-- START --

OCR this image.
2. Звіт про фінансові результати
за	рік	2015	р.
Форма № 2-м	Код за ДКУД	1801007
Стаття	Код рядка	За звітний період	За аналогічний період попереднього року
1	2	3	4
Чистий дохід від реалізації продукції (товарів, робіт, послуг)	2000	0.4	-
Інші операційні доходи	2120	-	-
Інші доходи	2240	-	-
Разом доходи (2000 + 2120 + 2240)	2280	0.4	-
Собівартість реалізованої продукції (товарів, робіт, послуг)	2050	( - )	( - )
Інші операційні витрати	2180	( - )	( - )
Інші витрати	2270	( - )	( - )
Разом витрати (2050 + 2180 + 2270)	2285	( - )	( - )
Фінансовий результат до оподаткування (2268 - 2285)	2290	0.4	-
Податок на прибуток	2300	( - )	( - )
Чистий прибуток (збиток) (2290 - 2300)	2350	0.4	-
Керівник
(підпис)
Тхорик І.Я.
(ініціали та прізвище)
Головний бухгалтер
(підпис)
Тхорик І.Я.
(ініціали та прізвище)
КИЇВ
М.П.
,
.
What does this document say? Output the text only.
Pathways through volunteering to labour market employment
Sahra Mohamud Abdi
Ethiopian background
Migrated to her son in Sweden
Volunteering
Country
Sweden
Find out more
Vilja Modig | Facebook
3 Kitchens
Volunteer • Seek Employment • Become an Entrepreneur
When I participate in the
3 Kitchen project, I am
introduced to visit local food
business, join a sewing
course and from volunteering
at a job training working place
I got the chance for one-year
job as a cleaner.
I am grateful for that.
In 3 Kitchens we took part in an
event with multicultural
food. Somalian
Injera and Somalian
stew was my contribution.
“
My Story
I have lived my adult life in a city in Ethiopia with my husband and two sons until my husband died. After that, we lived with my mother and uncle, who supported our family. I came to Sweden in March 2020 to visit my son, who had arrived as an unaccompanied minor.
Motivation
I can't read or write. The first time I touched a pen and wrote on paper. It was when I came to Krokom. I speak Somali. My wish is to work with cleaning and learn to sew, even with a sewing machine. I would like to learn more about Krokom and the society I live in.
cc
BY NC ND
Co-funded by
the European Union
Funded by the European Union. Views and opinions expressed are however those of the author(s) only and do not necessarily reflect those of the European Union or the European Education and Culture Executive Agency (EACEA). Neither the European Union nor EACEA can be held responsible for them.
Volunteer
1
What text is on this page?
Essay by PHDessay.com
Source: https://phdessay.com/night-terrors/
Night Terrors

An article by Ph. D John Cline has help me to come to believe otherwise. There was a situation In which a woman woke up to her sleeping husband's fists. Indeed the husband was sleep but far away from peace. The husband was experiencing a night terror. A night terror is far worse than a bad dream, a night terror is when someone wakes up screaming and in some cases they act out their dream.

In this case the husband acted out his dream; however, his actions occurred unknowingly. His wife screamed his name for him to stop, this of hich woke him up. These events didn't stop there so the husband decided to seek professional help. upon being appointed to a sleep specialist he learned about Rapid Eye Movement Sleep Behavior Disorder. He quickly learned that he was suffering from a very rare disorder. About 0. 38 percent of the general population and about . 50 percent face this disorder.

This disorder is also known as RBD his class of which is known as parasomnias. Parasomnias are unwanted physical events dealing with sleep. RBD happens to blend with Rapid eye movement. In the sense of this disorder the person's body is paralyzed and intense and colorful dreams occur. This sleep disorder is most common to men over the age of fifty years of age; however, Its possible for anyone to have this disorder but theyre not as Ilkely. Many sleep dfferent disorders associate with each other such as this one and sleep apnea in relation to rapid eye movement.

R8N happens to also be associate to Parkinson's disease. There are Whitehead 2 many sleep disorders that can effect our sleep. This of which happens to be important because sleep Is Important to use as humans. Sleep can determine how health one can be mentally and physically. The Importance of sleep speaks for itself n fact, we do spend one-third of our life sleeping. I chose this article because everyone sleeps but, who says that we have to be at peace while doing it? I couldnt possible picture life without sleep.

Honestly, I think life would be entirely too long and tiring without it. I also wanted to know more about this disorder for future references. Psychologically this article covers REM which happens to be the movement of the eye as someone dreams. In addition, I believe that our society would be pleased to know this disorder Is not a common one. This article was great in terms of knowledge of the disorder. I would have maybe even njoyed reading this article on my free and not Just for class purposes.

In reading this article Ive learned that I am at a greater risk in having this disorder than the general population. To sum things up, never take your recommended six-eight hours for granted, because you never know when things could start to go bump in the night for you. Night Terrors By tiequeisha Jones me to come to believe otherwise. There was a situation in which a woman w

-- END --

THE EXERCISE
Repeat all the entries exactly as given.

ANSWER TO THE PROBLEM
OCR this image.
2. Звіт про фінансові результати
за	рік	2015	р.
Форма № 2-м	Код за ДКУД	1801007
Стаття	Код рядка	За звітний період	За аналогічний період попереднього року
1	2	3	4
Чистий дохід від реалізації продукції (товарів, робіт, послуг)	2000	0.4	-
Інші операційні доходи	2120	-	-
Інші доходи	2240	-	-
Разом доходи (2000 + 2120 + 2240)	2280	0.4	-
Собівартість реалізованої продукції (товарів, робіт, послуг)	2050	( - )	( - )
Інші операційні витрати	2180	( - )	( - )
Інші витрати	2270	( - )	( - )
Разом витрати (2050 + 2180 + 2270)	2285	( - )	( - )
Фінансовий результат до оподаткування (2268 - 2285)	2290	0.4	-
Податок на прибуток	2300	( - )	( - )
Чистий прибуток (збиток) (2290 - 2300)	2350	0.4	-
Керівник
(підпис)
Тхорик І.Я.
(ініціали та прізвище)
Головний бухгалтер
(підпис)
Тхорик І.Я.
(ініціали та прізвище)
КИЇВ
М.П.
,
.
What does this document say? Output the text only.
Pathways through volunteering to labour market employment
Sahra Mohamud Abdi
Ethiopian background
Migrated to her son in Sweden
Volunteering
Country
Sweden
Find out more
Vilja Modig | Facebook
3 Kitchens
Volunteer • Seek Employment • Become an Entrepreneur
When I participate in the
3 Kitchen project, I am
introduced to visit local food
business, join a sewing
course and from volunteering
at a job training working place
I got the chance for one-year
job as a cleaner.
I am grateful for that.
In 3 Kitchens we took part in an
event with multicultural
food. Somalian
Injera and Somalian
stew was my contribution.
“
My Story
I have lived my adult life in a city in Ethiopia with my husband and two sons until my husband died. After that, we lived with my mother and uncle, who supported our family. I came to Sweden in March 2020 to visit my son, who had arrived as an unaccompanied minor.
Motivation
I can't read or write. The first time I touched a pen and wrote on paper. It was when I came to Krokom. I speak Somali. My wish is to work with cleaning and learn to sew, even with a sewing machine. I would like to learn more about Krokom and the society I live in.
cc
BY NC ND
Co-funded by
the European Union
Funded by the European Union. Views and opinions expressed are however those of the author(s) only and do not necessarily reflect those of the European Union or the European Education and Culture Executive Agency (EACEA). Neither the European Union nor EACEA can be held responsible for them.
Volunteer
1
What text is on this page?
Essay by PHDessay.com
Source: https://phdessay.com/night-terrors/
Night Terrors

An article by Ph. D John Cline has help me to come to believe otherwise. There was a situation In which a woman woke up to her sleeping husband's fists. Indeed the husband was sleep but far away from peace. The husband was experiencing a night terror. A night terror is far worse than a bad dream, a night terror is when someone wakes up screaming and in some cases they act out their dream.

In this case the husband acted out his dream; however, his actions occurred unknowingly. His wife screamed his name for him to stop, this of hich woke him up. These events didn't stop there so the husband decided to seek professional help. upon being appointed to a sleep specialist he learned about Rapid Eye Movement Sleep Behavior Disorder. He quickly learned that he was suffering from a very rare disorder. About 0. 38 percent of the general population and about . 50 percent face this disorder.

This disorder is also known as RBD his class of which is known as parasomnias. Parasomnias are unwanted physical events dealing with sleep. RBD happens to blend with Rapid eye movement. In the sense of this disorder the person's body is paralyzed and intense and colorful dreams occur. This sleep disorder is most common to men over the age of fifty years of age; however, Its possible for anyone to have this disorder but theyre not as Ilkely. Many sleep dfferent disorders associate with each other such as this one and sleep apnea in relation to rapid eye movement.

R8N happens to also be associate to Parkinson's disease. There are Whitehead 2 many sleep disorders that can effect our sleep. This of which happens to be important because sleep Is Important to use as humans. Sleep can determine how health one can be mentally and physically. The Importance of sleep speaks for itself n fact, we do spend one-third of our life sleeping. I chose this article because everyone sleeps but, who says that we have to be at peace while doing it? I couldnt possible picture life without sleep.

Honestly, I think life would be entirely too long and tiring without it. I also wanted to know more about this disorder for future references. Psychologically this article covers REM which happens to be the movement of the eye as someone dreams. In addition, I believe that our society would be pleased to know this disorder Is not a common one. This article was great in terms of knowledge of the disorder. I would have maybe even njoyed reading this article on my free and not Just for class purposes.

In reading this article Ive learned that I am at a greater risk in having this disorder than the general population. To sum things up, never take your recommended six-eight hours for granted, because you never know when things could start to go bump in the night for you. Night Terrors By tiequeisha Jones me to come to believe otherwise. There was a situation in which a woman w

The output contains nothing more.